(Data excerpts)
========================================================================

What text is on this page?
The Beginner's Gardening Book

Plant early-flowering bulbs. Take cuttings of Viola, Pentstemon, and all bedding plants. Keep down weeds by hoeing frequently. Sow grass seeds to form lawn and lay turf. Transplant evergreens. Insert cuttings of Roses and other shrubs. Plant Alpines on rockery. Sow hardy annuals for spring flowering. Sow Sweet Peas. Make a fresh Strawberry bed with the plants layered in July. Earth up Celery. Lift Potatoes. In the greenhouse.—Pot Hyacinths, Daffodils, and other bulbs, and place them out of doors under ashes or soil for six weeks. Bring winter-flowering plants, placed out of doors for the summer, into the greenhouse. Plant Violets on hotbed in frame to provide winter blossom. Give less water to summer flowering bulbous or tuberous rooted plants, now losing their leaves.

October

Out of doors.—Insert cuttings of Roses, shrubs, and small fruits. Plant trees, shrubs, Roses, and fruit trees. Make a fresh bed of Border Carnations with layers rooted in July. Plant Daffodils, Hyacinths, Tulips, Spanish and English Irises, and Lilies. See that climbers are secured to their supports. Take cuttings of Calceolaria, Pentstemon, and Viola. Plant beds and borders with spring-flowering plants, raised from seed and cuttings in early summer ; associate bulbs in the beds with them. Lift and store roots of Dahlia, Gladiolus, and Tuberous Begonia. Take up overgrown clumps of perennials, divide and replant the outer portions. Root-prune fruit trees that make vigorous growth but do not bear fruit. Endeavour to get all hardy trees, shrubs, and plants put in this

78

========================================================================

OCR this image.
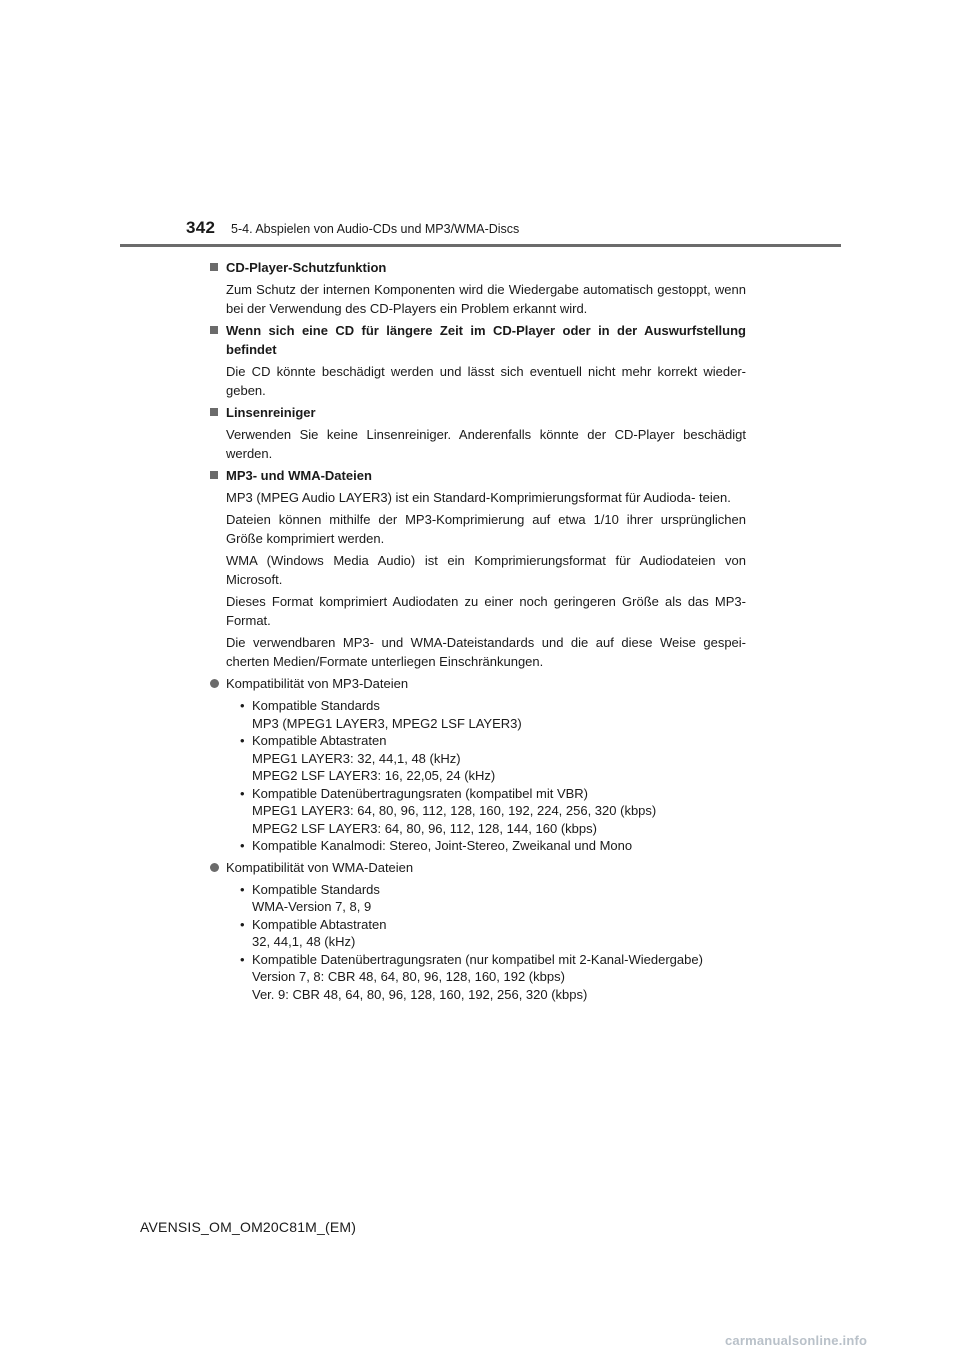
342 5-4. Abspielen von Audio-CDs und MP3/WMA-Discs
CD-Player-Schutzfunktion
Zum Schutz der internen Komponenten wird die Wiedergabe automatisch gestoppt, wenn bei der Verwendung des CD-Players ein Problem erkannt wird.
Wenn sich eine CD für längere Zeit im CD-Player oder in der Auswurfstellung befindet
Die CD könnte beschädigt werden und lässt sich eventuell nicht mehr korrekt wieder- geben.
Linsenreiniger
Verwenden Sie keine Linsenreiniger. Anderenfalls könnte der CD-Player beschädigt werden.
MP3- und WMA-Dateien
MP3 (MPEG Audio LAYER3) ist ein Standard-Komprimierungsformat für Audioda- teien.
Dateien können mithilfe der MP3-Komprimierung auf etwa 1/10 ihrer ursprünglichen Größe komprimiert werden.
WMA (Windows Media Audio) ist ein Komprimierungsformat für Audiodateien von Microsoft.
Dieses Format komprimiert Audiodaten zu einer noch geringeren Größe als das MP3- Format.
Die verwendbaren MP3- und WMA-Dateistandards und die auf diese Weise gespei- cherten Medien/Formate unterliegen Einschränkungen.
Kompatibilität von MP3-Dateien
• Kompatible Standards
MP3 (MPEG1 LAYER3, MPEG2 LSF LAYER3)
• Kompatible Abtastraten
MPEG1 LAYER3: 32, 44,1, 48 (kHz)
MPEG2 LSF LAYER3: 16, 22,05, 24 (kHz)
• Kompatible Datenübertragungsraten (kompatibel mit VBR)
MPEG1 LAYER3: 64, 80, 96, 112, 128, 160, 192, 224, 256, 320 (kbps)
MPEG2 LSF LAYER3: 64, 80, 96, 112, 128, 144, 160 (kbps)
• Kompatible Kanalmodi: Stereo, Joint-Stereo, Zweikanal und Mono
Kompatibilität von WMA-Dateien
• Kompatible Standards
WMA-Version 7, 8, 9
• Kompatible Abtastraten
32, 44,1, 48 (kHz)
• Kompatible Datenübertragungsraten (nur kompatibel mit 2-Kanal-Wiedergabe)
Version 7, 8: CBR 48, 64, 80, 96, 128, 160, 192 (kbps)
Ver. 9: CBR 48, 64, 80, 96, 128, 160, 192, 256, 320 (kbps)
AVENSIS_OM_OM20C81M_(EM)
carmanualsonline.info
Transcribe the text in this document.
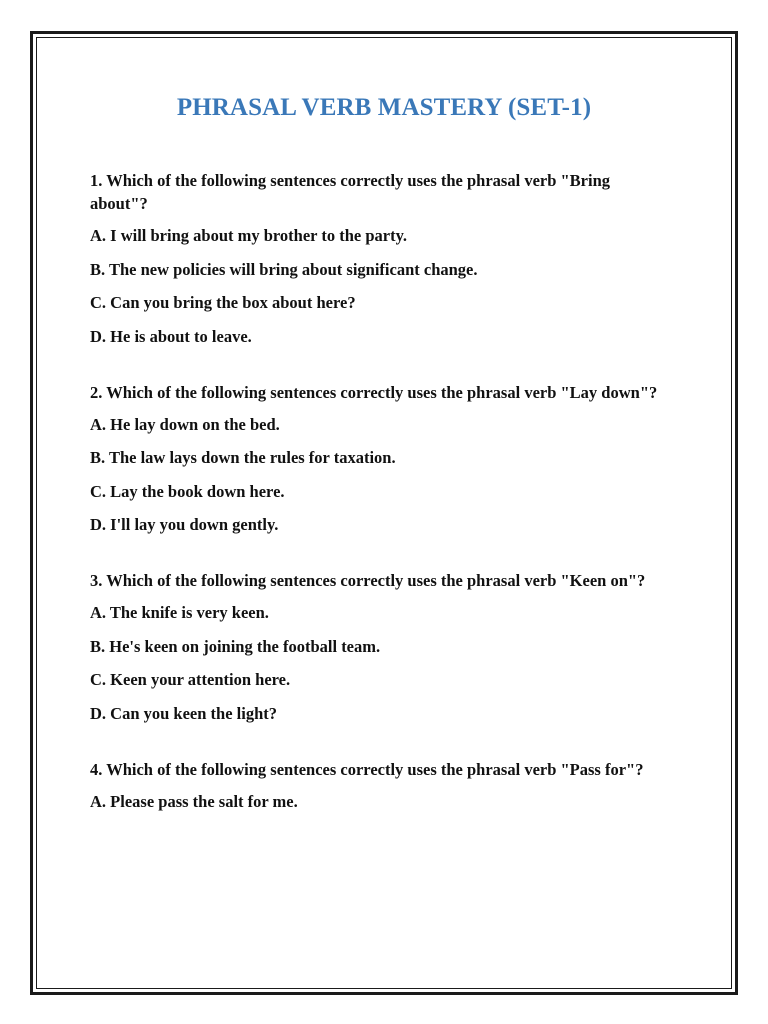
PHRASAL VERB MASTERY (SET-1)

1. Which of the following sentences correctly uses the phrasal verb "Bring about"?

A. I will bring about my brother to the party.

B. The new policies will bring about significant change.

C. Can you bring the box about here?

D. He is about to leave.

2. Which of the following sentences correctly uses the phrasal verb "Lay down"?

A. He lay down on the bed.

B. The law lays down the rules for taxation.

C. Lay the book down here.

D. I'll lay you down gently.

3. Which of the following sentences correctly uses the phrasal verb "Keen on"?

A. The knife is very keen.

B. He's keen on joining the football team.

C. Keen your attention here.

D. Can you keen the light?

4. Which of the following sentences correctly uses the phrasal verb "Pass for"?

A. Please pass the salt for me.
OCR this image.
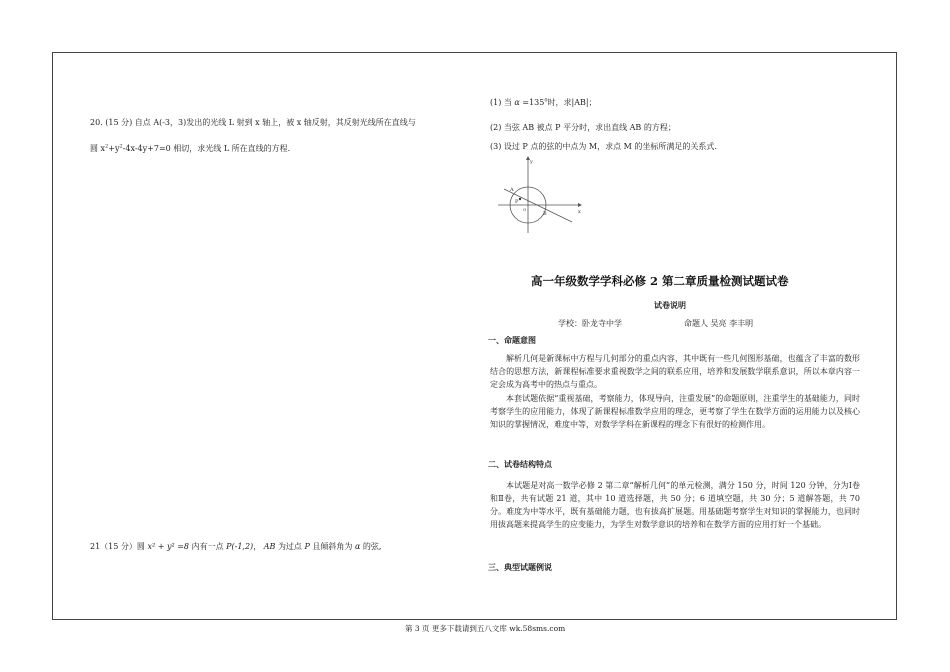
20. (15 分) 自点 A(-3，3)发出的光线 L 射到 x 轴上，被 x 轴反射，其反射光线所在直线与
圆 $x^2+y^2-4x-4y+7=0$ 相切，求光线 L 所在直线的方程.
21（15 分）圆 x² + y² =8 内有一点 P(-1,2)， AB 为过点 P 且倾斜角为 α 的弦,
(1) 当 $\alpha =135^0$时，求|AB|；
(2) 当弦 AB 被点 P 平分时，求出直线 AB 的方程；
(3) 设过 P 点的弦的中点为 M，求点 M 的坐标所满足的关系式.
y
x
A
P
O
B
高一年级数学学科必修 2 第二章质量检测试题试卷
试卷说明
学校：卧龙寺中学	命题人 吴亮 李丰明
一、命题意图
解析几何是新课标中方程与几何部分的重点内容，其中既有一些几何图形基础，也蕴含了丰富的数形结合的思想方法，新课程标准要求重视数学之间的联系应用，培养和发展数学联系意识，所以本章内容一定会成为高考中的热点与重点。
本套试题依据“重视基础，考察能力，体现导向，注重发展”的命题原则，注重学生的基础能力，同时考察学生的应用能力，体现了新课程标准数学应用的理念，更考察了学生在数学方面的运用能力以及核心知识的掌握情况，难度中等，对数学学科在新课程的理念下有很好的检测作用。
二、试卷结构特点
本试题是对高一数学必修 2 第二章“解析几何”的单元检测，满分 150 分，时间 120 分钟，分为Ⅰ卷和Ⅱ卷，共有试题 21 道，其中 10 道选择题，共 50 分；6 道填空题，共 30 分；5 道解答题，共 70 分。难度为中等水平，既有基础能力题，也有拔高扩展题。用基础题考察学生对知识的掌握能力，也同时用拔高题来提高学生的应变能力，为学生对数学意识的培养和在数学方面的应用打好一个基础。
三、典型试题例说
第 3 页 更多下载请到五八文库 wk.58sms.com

========================================================================

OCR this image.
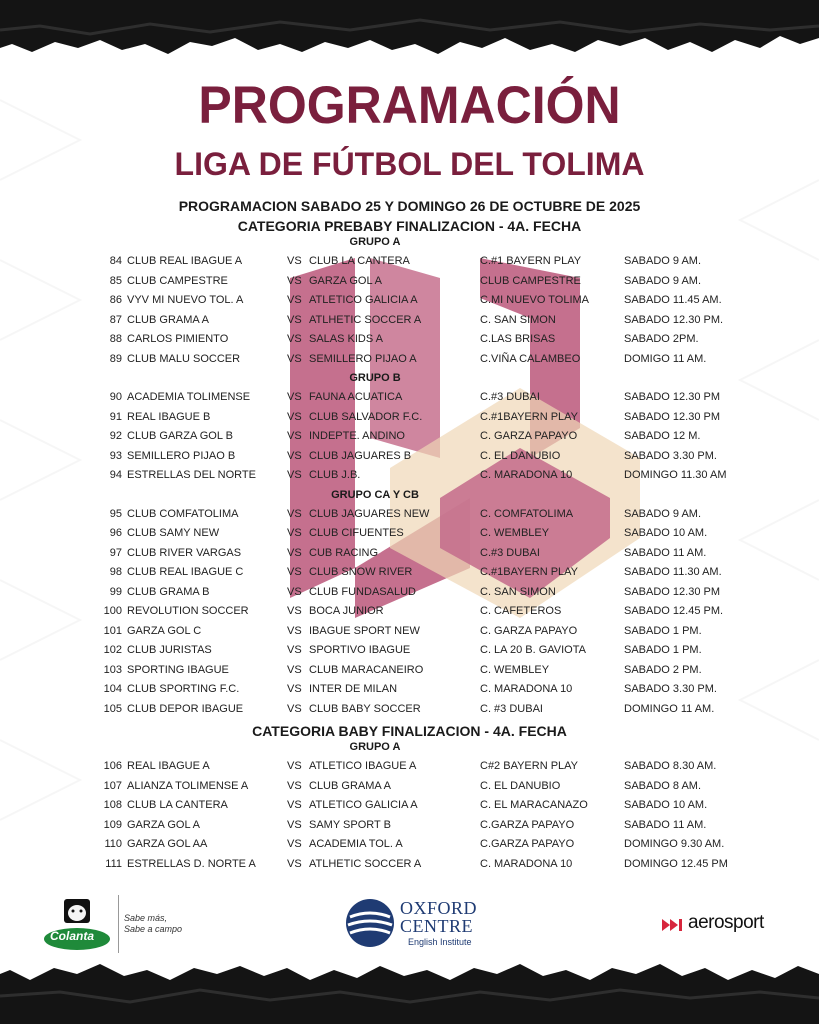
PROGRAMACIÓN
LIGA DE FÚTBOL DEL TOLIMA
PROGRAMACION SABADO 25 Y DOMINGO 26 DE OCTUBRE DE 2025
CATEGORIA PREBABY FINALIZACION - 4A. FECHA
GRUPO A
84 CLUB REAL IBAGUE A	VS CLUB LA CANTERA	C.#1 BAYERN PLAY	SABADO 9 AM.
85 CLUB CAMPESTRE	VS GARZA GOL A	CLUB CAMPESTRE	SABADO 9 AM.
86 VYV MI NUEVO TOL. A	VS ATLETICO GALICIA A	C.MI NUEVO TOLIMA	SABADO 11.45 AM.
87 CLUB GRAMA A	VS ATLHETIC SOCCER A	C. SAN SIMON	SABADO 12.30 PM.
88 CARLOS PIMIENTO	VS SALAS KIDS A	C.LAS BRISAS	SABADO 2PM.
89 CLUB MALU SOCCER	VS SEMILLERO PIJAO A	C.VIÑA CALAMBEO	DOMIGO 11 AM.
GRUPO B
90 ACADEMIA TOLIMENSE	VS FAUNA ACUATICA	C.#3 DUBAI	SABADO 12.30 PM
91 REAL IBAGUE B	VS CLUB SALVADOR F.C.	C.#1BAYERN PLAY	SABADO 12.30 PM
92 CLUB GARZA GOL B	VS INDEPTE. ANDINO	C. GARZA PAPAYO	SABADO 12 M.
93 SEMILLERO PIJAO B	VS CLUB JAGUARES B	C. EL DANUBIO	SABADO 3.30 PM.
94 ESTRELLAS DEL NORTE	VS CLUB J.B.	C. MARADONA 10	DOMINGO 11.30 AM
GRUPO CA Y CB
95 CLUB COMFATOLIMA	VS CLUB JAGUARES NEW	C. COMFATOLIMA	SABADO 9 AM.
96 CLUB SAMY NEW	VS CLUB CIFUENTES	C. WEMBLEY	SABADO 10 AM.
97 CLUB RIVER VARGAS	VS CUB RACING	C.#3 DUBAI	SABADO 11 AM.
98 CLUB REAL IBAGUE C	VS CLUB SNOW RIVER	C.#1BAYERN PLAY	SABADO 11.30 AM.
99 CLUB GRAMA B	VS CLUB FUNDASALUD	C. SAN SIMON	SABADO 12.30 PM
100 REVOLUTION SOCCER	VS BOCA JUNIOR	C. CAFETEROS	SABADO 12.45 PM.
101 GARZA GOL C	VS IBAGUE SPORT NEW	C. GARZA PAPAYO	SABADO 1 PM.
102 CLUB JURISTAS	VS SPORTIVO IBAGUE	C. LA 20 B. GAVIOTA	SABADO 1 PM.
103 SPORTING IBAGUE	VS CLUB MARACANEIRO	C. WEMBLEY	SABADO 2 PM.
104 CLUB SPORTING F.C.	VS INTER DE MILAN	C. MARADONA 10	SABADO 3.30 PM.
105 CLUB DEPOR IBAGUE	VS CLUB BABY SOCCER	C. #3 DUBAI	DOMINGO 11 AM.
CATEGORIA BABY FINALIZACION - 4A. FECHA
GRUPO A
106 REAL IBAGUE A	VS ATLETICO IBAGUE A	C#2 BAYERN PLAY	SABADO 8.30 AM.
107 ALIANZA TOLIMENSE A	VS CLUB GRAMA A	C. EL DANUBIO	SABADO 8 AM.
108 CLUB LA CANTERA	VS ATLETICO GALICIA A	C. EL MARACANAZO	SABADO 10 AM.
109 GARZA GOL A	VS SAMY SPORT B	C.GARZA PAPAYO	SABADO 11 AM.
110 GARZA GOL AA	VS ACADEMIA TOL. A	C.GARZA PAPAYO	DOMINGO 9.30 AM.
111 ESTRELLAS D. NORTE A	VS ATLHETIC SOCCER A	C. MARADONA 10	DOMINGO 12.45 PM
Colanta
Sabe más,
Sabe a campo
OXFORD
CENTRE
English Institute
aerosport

========================================================================

### TASK REQUIREMENTS
Where a line above contains the word "PAPAYO", copy that line.

### SOLUTION TO THE EXERCISE
92 CLUB GARZA GOL B	VS INDEPTE. ANDINO	C. GARZA PAPAYO	SABADO 12 M.
101 GARZA GOL C	VS IBAGUE SPORT NEW	C. GARZA PAPAYO	SABADO 1 PM.
109 GARZA GOL A	VS SAMY SPORT B	C.GARZA PAPAYO	SABADO 11 AM.
110 GARZA GOL AA	VS ACADEMIA TOL. A	C.GARZA PAPAYO	DOMINGO 9.30 AM.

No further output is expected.